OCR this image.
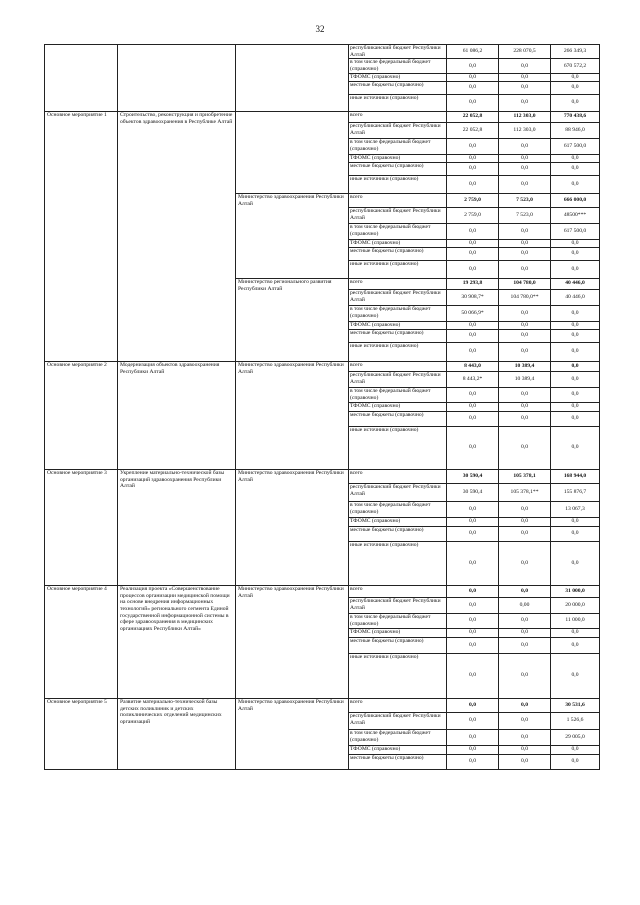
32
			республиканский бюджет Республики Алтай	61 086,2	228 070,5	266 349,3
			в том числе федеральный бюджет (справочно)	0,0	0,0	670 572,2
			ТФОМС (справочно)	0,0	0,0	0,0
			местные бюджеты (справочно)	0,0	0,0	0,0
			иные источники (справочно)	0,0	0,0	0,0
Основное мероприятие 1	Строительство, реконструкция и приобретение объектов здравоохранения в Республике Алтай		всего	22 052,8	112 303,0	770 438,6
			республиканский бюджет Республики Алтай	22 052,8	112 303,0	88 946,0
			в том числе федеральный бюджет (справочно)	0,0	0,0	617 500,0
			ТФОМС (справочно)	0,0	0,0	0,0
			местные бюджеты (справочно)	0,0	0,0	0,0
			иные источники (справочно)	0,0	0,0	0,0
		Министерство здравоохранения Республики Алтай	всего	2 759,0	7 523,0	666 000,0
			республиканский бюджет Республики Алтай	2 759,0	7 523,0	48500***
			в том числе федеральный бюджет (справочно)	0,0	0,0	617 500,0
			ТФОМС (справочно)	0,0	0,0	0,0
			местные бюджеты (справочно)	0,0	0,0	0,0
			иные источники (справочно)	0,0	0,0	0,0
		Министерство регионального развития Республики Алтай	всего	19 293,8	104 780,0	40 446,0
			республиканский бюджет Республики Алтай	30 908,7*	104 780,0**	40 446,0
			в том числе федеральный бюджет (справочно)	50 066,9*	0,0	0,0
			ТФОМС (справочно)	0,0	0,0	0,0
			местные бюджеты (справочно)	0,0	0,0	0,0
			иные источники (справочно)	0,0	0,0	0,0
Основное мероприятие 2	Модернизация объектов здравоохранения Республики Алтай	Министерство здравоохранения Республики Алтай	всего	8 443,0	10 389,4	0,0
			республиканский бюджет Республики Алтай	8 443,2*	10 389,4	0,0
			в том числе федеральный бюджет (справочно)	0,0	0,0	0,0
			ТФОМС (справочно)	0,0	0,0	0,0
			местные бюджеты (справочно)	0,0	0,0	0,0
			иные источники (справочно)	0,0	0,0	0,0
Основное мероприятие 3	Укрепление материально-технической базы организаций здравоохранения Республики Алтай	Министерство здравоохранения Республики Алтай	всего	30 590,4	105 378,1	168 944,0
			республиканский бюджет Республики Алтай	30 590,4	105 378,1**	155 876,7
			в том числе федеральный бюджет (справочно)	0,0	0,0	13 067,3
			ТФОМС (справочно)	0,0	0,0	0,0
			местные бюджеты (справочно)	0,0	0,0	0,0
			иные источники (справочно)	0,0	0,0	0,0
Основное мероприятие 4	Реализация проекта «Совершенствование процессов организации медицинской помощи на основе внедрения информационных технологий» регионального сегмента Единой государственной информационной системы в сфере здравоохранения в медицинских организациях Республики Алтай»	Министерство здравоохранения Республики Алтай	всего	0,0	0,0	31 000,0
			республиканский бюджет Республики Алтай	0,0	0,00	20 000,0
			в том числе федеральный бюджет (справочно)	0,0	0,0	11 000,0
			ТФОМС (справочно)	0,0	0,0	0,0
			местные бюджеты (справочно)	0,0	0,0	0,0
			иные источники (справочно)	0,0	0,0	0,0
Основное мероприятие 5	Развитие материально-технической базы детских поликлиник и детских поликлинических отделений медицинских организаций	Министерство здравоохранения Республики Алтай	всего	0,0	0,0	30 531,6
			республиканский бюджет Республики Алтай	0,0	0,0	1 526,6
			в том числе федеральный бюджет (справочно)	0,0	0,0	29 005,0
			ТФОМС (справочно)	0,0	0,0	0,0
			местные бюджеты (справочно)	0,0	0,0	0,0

# # # # # # #

§ **What is expected**
How many of the lines in the listing above hold the word "организаций"? Report only that figure.

§ **Written response**
2